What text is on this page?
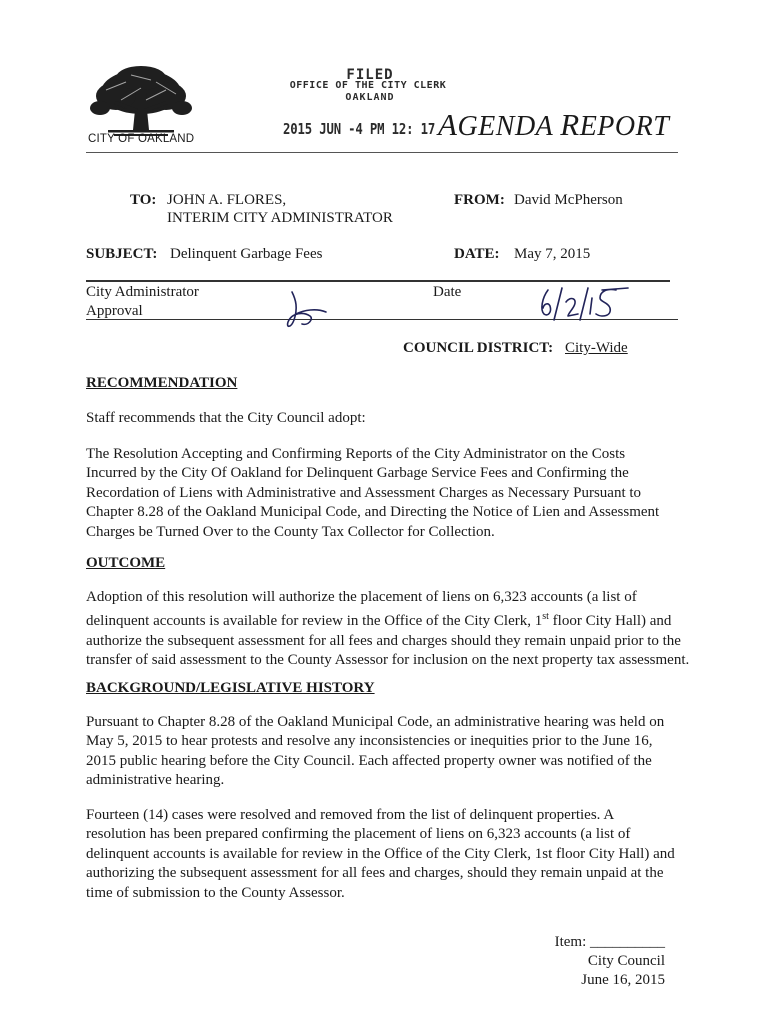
CITY OF OAKLAND
FILED
OFFICE OF THE CITY CLERK
OAKLAND
2015 JUN -4 PM 12: 17 AGENDA REPORT
TO: JOHN A. FLORES,
INTERIM CITY ADMINISTRATOR
FROM: David McPherson
SUBJECT: Delinquent Garbage Fees	DATE: May 7, 2015
City Administrator
Approval
Date
COUNCIL DISTRICT: City-Wide
RECOMMENDATION
Staff recommends that the City Council adopt:
The Resolution Accepting and Confirming Reports of the City Administrator on the Costs Incurred by the City Of Oakland for Delinquent Garbage Service Fees and Confirming the Recordation of Liens with Administrative and Assessment Charges as Necessary Pursuant to Chapter 8.28 of the Oakland Municipal Code, and Directing the Notice of Lien and Assessment Charges be Turned Over to the County Tax Collector for Collection.
OUTCOME
Adoption of this resolution will authorize the placement of liens on 6,323 accounts (a list of delinquent accounts is available for review in the Office of the City Clerk, 1st floor City Hall) and authorize the subsequent assessment for all fees and charges should they remain unpaid prior to the transfer of said assessment to the County Assessor for inclusion on the next property tax assessment.
BACKGROUND/LEGISLATIVE HISTORY
Pursuant to Chapter 8.28 of the Oakland Municipal Code, an administrative hearing was held on May 5, 2015 to hear protests and resolve any inconsistencies or inequities prior to the June 16, 2015 public hearing before the City Council. Each affected property owner was notified of the administrative hearing.
Fourteen (14) cases were resolved and removed from the list of delinquent properties. A resolution has been prepared confirming the placement of liens on 6,323 accounts (a list of delinquent accounts is available for review in the Office of the City Clerk, 1st floor City Hall) and authorizing the subsequent assessment for all fees and charges, should they remain unpaid at the time of submission to the County Assessor.
Item: __________
City Council
June 16, 2015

···

STATED TASK => Gather each line in these records that contains the string "Code".

WRITTEN RESPONSE =>
The Resolution Accepting and Confirming Reports of the City Administrator on the Costs Incurred by the City Of Oakland for Delinquent Garbage Service Fees and Confirming the Recordation of Liens with Administrative and Assessment Charges as Necessary Pursuant to Chapter 8.28 of the Oakland Municipal Code, and Directing the Notice of Lien and Assessment Charges be Turned Over to the County Tax Collector for Collection.
Pursuant to Chapter 8.28 of the Oakland Municipal Code, an administrative hearing was held on May 5, 2015 to hear protests and resolve any inconsistencies or inequities prior to the June 16, 2015 public hearing before the City Council. Each affected property owner was notified of the administrative hearing.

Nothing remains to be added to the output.